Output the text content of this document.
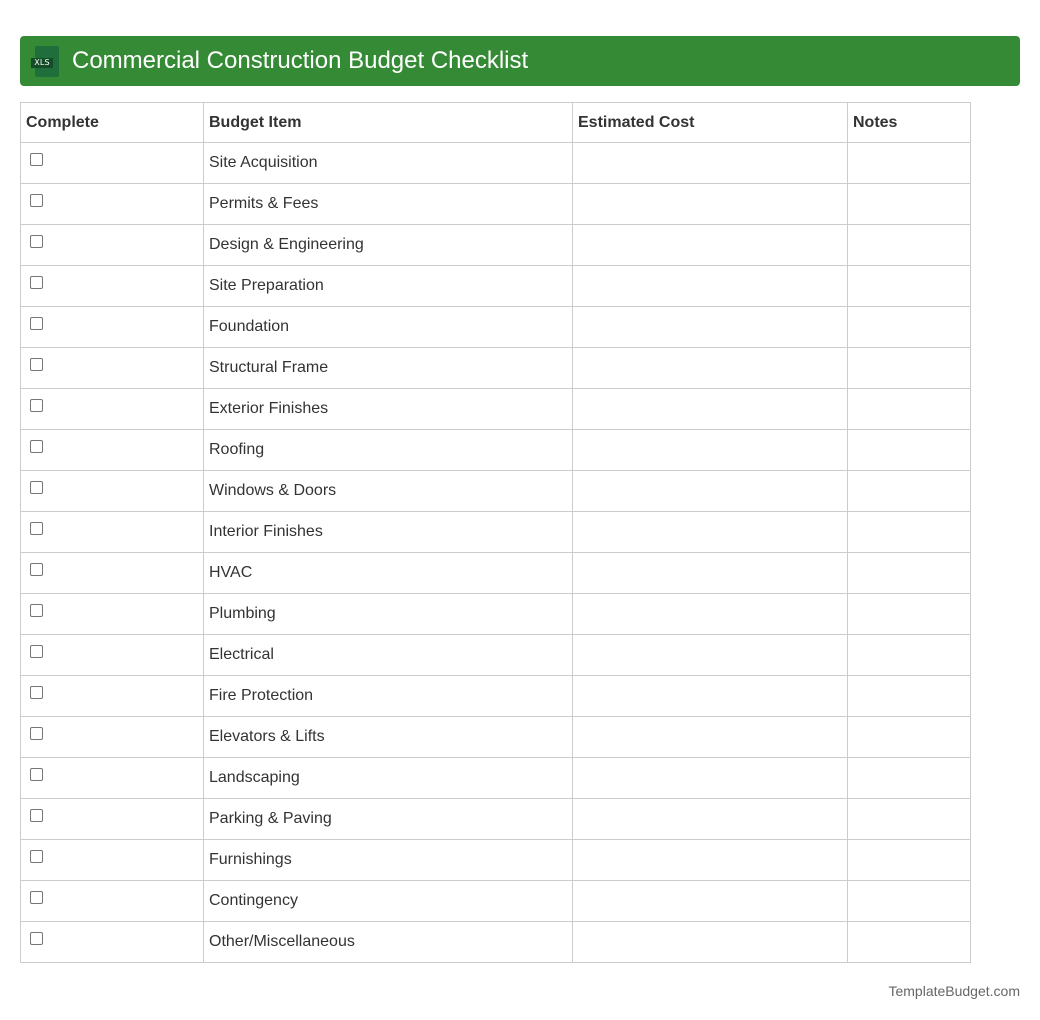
XLS Commercial Construction Budget Checklist
Complete	Budget Item	Estimated Cost	Notes
	Site Acquisition		
	Permits & Fees		
	Design & Engineering		
	Site Preparation		
	Foundation		
	Structural Frame		
	Exterior Finishes		
	Roofing		
	Windows & Doors		
	Interior Finishes		
	HVAC		
	Plumbing		
	Electrical		
	Fire Protection		
	Elevators & Lifts		
	Landscaping		
	Parking & Paving		
	Furnishings		
	Contingency		
	Other/Miscellaneous		
TemplateBudget.com
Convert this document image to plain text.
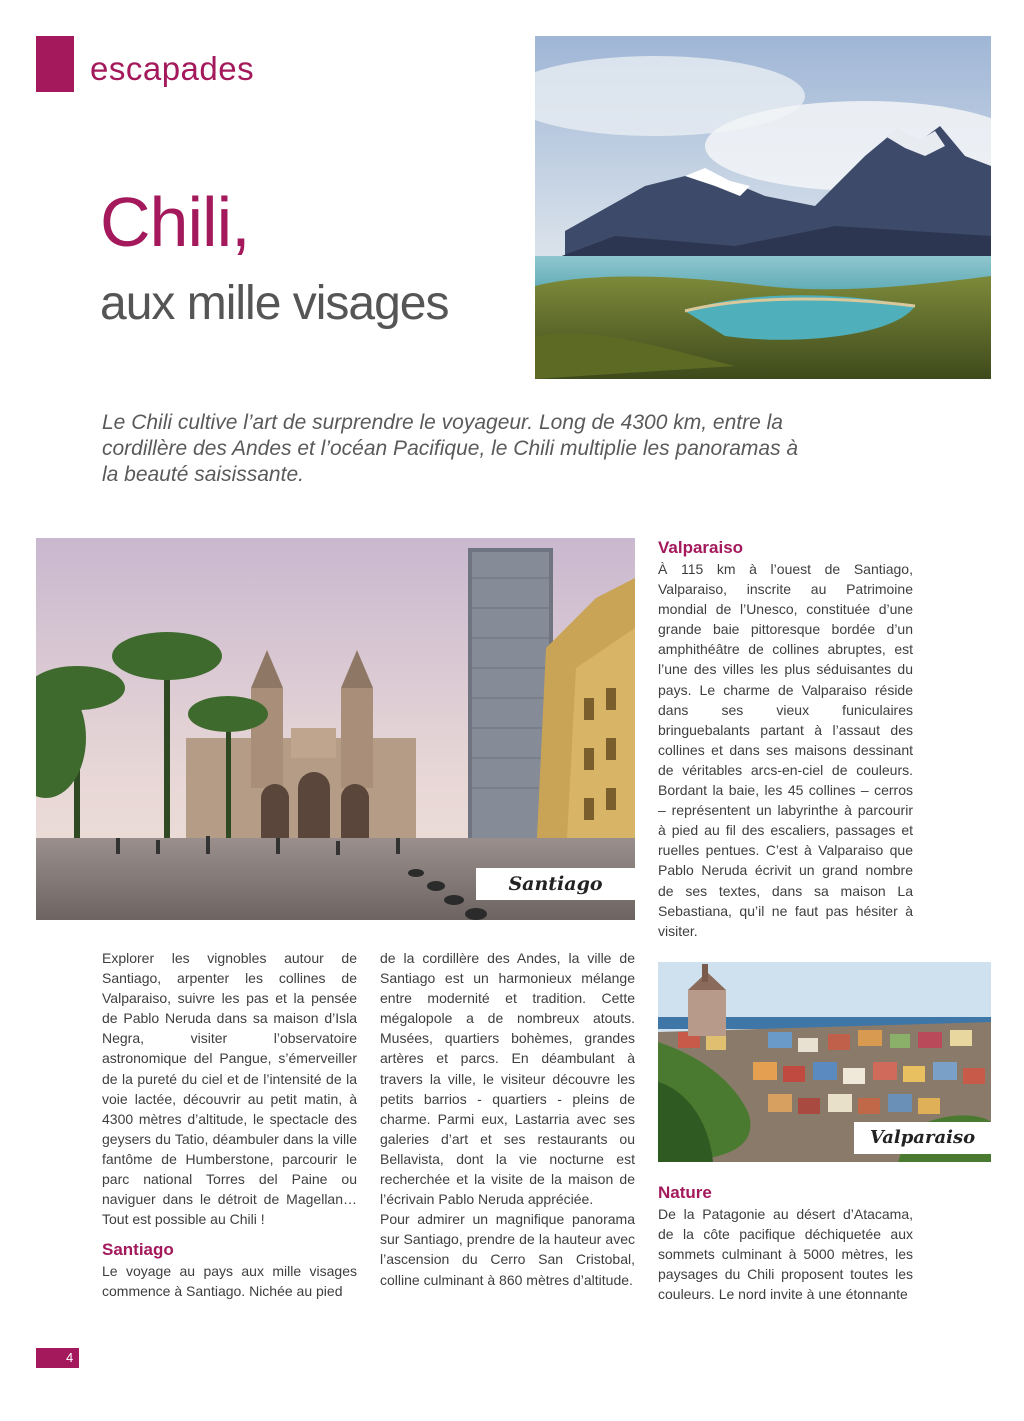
escapades
Chili,
aux mille visages
Le Chili cultive l’art de surprendre le voyageur. Long de 4300 km, entre la cordillère des Andes et l’océan Pacifique, le Chili multiplie les panoramas à la beauté saisissante.
Santiago

Explorer les vignobles autour de Santiago, arpenter les collines de Valparaiso, suivre les pas et la pensée de Pablo Neruda dans sa maison d’Isla Negra, visiter l’observatoire astronomique del Pangue, s’émerveiller de la pureté du ciel et de l’intensité de la voie lactée, découvrir au petit matin, à 4300 mètres d’altitude, le spectacle des geysers du Tatio, déambuler dans la ville fantôme de Humberstone, parcourir le parc national Torres del Paine ou naviguer dans le détroit de Magellan… Tout est possible au Chili !

Santiago

Le voyage au pays aux mille visages commence à Santiago. Nichée au pied

de la cordillère des Andes, la ville de Santiago est un harmonieux mélange entre modernité et tradition. Cette mégalopole a de nombreux atouts. Musées, quartiers bohèmes, grandes artères et parcs. En déambulant à travers la ville, le visiteur découvre les petits barrios - quartiers - pleins de charme. Parmi eux, Lastarria avec ses galeries d’art et ses restaurants ou Bellavista, dont la vie nocturne est recherchée et la visite de la maison de l’écrivain Pablo Neruda appréciée.

Pour admirer un magnifique panorama sur Santiago, prendre de la hauteur avec l’ascension du Cerro San Cristobal, colline culminant à 860 mètres d’altitude.

Valparaiso

À 115 km à l’ouest de Santiago, Valparaiso, inscrite au Patrimoine mondial de l’Unesco, constituée d’une grande baie pittoresque bordée d’un amphithéâtre de collines abruptes, est l’une des villes les plus séduisantes du pays. Le charme de Valparaiso réside dans ses vieux funiculaires bringuebalants partant à l’assaut des collines et dans ses maisons dessinant de véritables arcs-en-ciel de couleurs. Bordant la baie, les 45 collines – cerros – représentent un labyrinthe à parcourir à pied au fil des escaliers, passages et ruelles pentues. C’est à Valparaiso que Pablo Neruda écrivit un grand nombre de ses textes, dans sa maison La Sebastiana, qu’il ne faut pas hésiter à visiter.

Valparaiso
Nature

De la Patagonie au désert d’Atacama, de la côte pacifique déchiquetée aux sommets culminant à 5000 mètres, les paysages du Chili proposent toutes les couleurs. Le nord invite à une étonnante

4
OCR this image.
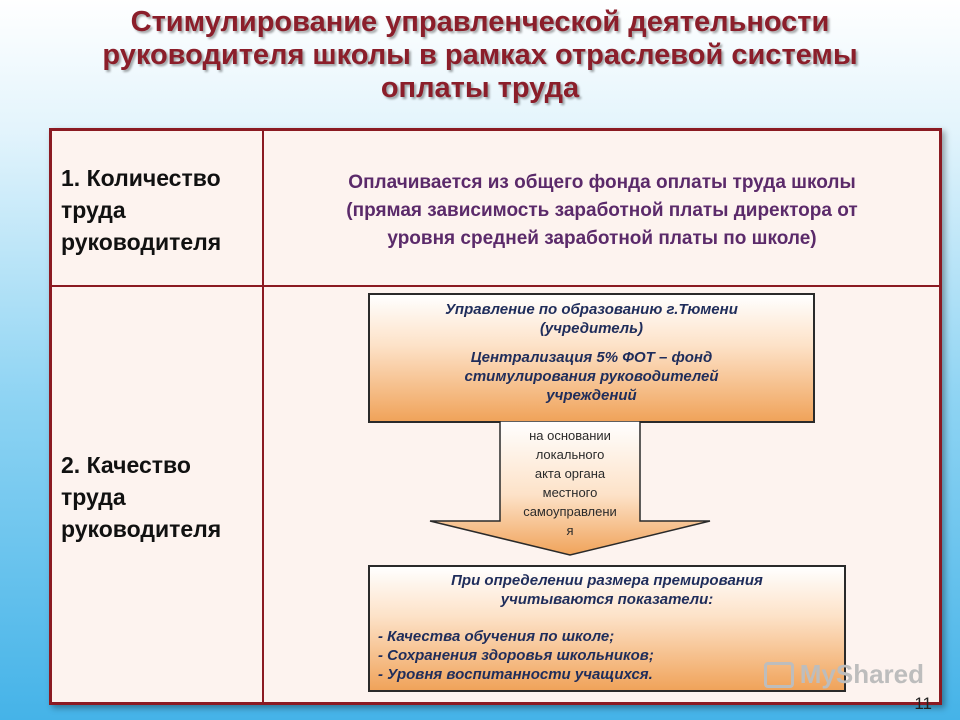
Стимулирование управленческой деятельности
руководителя школы в рамках отраслевой системы
оплаты труда
1. Количество
труда
руководителя
Оплачивается из общего фонда оплаты труда школы
(прямая зависимость заработной платы директора от
уровня средней заработной платы по школе)
2. Качество
труда
руководителя
Управление по образованию г.Тюмени
(учредитель)
Централизация 5% ФОТ – фонд
стимулирования руководителей
учреждений
на основании
локального
акта органа
местного
самоуправлени
я
При определении размера премирования
учитываются показатели:
- Качества обучения по школе;
- Сохранения здоровья школьников;
- Уровня воспитанности учащихся.	MyShared
11
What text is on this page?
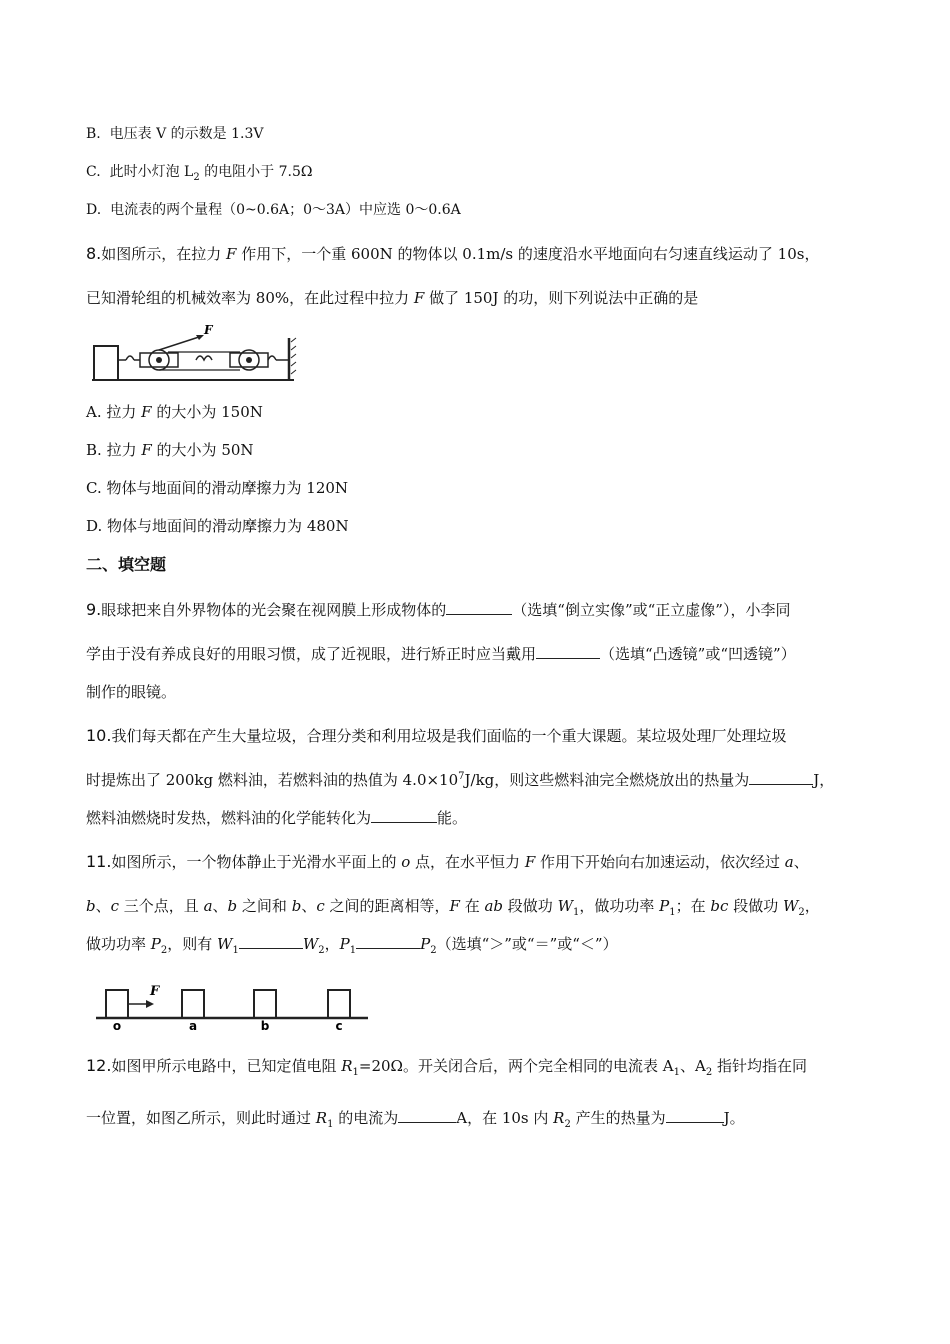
B. 电压表 V 的示数是 1.3V
C. 此时小灯泡 $L_2$ 的电阻小于 7.5Ω
D. 电流表的两个量程（0~0.6A；0～3A）中应选 0～0.6A
8.如图所示，在拉力 F 作用下，一个重 600N 的物体以 0.1m/s 的速度沿水平地面向右匀速直线运动了 10s，
已知滑轮组的机械效率为 80%，在此过程中拉力 F 做了 150J 的功，则下列说法中正确的是
F
A. 拉力 F 的大小为 150N
B. 拉力 F 的大小为 50N
C. 物体与地面间的滑动摩擦力为 120N
D. 物体与地面间的滑动摩擦力为 480N
二、填空题
9.眼球把来自外界物体的光会聚在视网膜上形成物体的	（选填“倒立实像”或“正立虚像”），小李同
学由于没有养成良好的用眼习惯，成了近视眼，进行矫正时应当戴用	（选填“凸透镜”或“凹透镜”）
制作的眼镜。
10.我们每天都在产生大量垃圾，合理分类和利用垃圾是我们面临的一个重大课题。某垃圾处理厂处理垃圾
时提炼出了 200kg 燃料油，若燃料油的热值为 $4.0\times 10^7J/kg$，则这些燃料油完全燃烧放出的热量为	J，
燃料油燃烧时发热，燃料油的化学能转化为	能。
11.如图所示，一个物体静止于光滑水平面上的 o 点，在水平恒力 F 作用下开始向右加速运动，依次经过 a、
b、c 三个点，且 a、b 之间和 b、c 之间的距离相等，F 在 ab 段做功 $W_1$，做功功率 $P_1$；在 bc 段做功 $W_2$，
做功功率 $P_2$，则有 $W_1$	$W_2$，$P_1$	$P_2$（选填“＞”或“＝”或“＜”）
F
o	a	b	c
12.如图甲所示电路中，已知定值电阻 $R_1=20\Omega$。开关闭合后，两个完全相同的电流表 $A_1$、$A_2$ 指针均指在同
一位置，如图乙所示，则此时通过 $R_1$ 的电流为	A，在 10s 内 $R_2$ 产生的热量为	J。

--------------------

**What the exercise asks:** Return the listing above word for word, with the pictures removed.

**Task answer:**
Output the text content of this document.
XLS Commercial Construction Budget Checklist
Complete	Budget Item	Estimated Cost	Notes
	Site Acquisition		
	Permits & Fees		
	Design & Engineering		
	Site Preparation		
	Foundation		
	Structural Frame		
	Exterior Finishes		
	Roofing		
	Windows & Doors		
	Interior Finishes		
	HVAC		
	Plumbing		
	Electrical		
	Fire Protection		
	Elevators & Lifts		
	Landscaping		
	Parking & Paving		
	Furnishings		
	Contingency		
	Other/Miscellaneous		
TemplateBudget.com
Convert this document image to plain text.
escapades
Chili,
aux mille visages
Le Chili cultive l’art de surprendre le voyageur. Long de 4300 km, entre la cordillère des Andes et l’océan Pacifique, le Chili multiplie les panoramas à la beauté saisissante.
Santiago

Explorer les vignobles autour de Santiago, arpenter les collines de Valparaiso, suivre les pas et la pensée de Pablo Neruda dans sa maison d’Isla Negra, visiter l’observatoire astronomique del Pangue, s’émerveiller de la pureté du ciel et de l’intensité de la voie lactée, découvrir au petit matin, à 4300 mètres d’altitude, le spectacle des geysers du Tatio, déambuler dans la ville fantôme de Humberstone, parcourir le parc national Torres del Paine ou naviguer dans le détroit de Magellan… Tout est possible au Chili !

Santiago

Le voyage au pays aux mille visages commence à Santiago. Nichée au pied

de la cordillère des Andes, la ville de Santiago est un harmonieux mélange entre modernité et tradition. Cette mégalopole a de nombreux atouts. Musées, quartiers bohèmes, grandes artères et parcs. En déambulant à travers la ville, le visiteur découvre les petits barrios - quartiers - pleins de charme. Parmi eux, Lastarria avec ses galeries d’art et ses restaurants ou Bellavista, dont la vie nocturne est recherchée et la visite de la maison de l’écrivain Pablo Neruda appréciée.

Pour admirer un magnifique panorama sur Santiago, prendre de la hauteur avec l’ascension du Cerro San Cristobal, colline culminant à 860 mètres d’altitude.

Valparaiso

À 115 km à l’ouest de Santiago, Valparaiso, inscrite au Patrimoine mondial de l’Unesco, constituée d’une grande baie pittoresque bordée d’un amphithéâtre de collines abruptes, est l’une des villes les plus séduisantes du pays. Le charme de Valparaiso réside dans ses vieux funiculaires bringuebalants partant à l’assaut des collines et dans ses maisons dessinant de véritables arcs-en-ciel de couleurs. Bordant la baie, les 45 collines – cerros – représentent un labyrinthe à parcourir à pied au fil des escaliers, passages et ruelles pentues. C’est à Valparaiso que Pablo Neruda écrivit un grand nombre de ses textes, dans sa maison La Sebastiana, qu’il ne faut pas hésiter à visiter.

Valparaiso
Nature

De la Patagonie au désert d’Atacama, de la côte pacifique déchiquetée aux sommets culminant à 5000 mètres, les paysages du Chili proposent toutes les couleurs. Le nord invite à une étonnante

4
OCR this image.
Стимулирование управленческой деятельности
руководителя школы в рамках отраслевой системы
оплаты труда
1. Количество
труда
руководителя
Оплачивается из общего фонда оплаты труда школы
(прямая зависимость заработной платы директора от
уровня средней заработной платы по школе)
2. Качество
труда
руководителя
Управление по образованию г.Тюмени
(учредитель)
Централизация 5% ФОТ – фонд
стимулирования руководителей
учреждений
на основании
локального
акта органа
местного
самоуправлени
я
При определении размера премирования
учитываются показатели:
- Качества обучения по школе;
- Сохранения здоровья школьников;
- Уровня воспитанности учащихся.	MyShared
11
What text is on this page?
B. 电压表 V 的示数是 1.3V
C. 此时小灯泡 $L_2$ 的电阻小于 7.5Ω
D. 电流表的两个量程（0~0.6A；0～3A）中应选 0～0.6A
8.如图所示，在拉力 F 作用下，一个重 600N 的物体以 0.1m/s 的速度沿水平地面向右匀速直线运动了 10s，
已知滑轮组的机械效率为 80%，在此过程中拉力 F 做了 150J 的功，则下列说法中正确的是
F
A. 拉力 F 的大小为 150N
B. 拉力 F 的大小为 50N
C. 物体与地面间的滑动摩擦力为 120N
D. 物体与地面间的滑动摩擦力为 480N
二、填空题
9.眼球把来自外界物体的光会聚在视网膜上形成物体的	（选填“倒立实像”或“正立虚像”），小李同
学由于没有养成良好的用眼习惯，成了近视眼，进行矫正时应当戴用	（选填“凸透镜”或“凹透镜”）
制作的眼镜。
10.我们每天都在产生大量垃圾，合理分类和利用垃圾是我们面临的一个重大课题。某垃圾处理厂处理垃圾
时提炼出了 200kg 燃料油，若燃料油的热值为 $4.0\times 10^7J/kg$，则这些燃料油完全燃烧放出的热量为	J，
燃料油燃烧时发热，燃料油的化学能转化为	能。
11.如图所示，一个物体静止于光滑水平面上的 o 点，在水平恒力 F 作用下开始向右加速运动，依次经过 a、
b、c 三个点，且 a、b 之间和 b、c 之间的距离相等，F 在 ab 段做功 $W_1$，做功功率 $P_1$；在 bc 段做功 $W_2$，
做功功率 $P_2$，则有 $W_1$	$W_2$，$P_1$	$P_2$（选填“＞”或“＝”或“＜”）
F
o	a	b	c
12.如图甲所示电路中，已知定值电阻 $R_1=20\Omega$。开关闭合后，两个完全相同的电流表 $A_1$、$A_2$ 指针均指在同
一位置，如图乙所示，则此时通过 $R_1$ 的电流为	A，在 10s 内 $R_2$ 产生的热量为	J。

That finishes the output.